What the task requires>
Keep only the lines in the entries below that contain the word "field", and copy each of them out in full.

Supplied entries>
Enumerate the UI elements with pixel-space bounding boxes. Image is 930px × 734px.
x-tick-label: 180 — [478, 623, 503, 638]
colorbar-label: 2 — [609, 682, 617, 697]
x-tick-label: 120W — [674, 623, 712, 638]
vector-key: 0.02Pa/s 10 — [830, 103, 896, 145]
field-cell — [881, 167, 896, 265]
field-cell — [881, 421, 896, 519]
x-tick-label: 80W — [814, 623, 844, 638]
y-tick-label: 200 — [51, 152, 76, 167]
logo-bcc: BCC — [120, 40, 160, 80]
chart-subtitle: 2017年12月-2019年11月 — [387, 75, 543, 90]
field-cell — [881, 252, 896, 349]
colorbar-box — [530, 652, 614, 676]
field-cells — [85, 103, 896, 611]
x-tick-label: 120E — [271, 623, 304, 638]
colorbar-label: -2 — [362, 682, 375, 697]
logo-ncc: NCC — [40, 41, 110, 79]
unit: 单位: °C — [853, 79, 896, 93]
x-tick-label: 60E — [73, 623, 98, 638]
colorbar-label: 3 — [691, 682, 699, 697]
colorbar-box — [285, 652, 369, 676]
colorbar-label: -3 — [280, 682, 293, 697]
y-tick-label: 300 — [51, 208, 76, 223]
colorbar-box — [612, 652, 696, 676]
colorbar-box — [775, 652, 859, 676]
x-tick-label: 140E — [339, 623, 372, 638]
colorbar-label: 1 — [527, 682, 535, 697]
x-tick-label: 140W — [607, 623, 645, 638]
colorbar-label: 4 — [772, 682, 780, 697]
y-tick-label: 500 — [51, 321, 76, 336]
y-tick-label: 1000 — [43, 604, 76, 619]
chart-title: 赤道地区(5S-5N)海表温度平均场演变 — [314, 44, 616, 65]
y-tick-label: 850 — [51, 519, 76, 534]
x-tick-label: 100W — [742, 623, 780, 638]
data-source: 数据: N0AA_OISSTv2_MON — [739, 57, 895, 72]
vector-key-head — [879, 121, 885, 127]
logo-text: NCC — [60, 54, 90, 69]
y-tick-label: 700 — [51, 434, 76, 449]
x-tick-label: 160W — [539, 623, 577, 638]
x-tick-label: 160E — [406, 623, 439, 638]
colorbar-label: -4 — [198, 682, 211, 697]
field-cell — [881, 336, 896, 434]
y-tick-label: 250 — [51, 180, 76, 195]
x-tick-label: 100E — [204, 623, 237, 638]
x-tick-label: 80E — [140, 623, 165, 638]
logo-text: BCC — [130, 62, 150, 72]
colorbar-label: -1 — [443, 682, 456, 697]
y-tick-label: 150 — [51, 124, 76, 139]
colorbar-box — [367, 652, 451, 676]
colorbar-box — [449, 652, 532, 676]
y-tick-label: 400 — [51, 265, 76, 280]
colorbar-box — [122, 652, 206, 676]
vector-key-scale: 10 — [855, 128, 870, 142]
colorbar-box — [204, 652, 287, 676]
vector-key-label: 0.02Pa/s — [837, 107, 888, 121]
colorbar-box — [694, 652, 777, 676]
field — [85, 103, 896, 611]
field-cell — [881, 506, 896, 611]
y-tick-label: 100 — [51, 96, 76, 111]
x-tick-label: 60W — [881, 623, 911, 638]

In response>
field-cell — [881, 167, 896, 265]
field-cell — [881, 421, 896, 519]
field-cell — [881, 252, 896, 349]
field-cells — [85, 103, 896, 611]
field-cell — [881, 336, 896, 434]
field — [85, 103, 896, 611]
field-cell — [881, 506, 896, 611]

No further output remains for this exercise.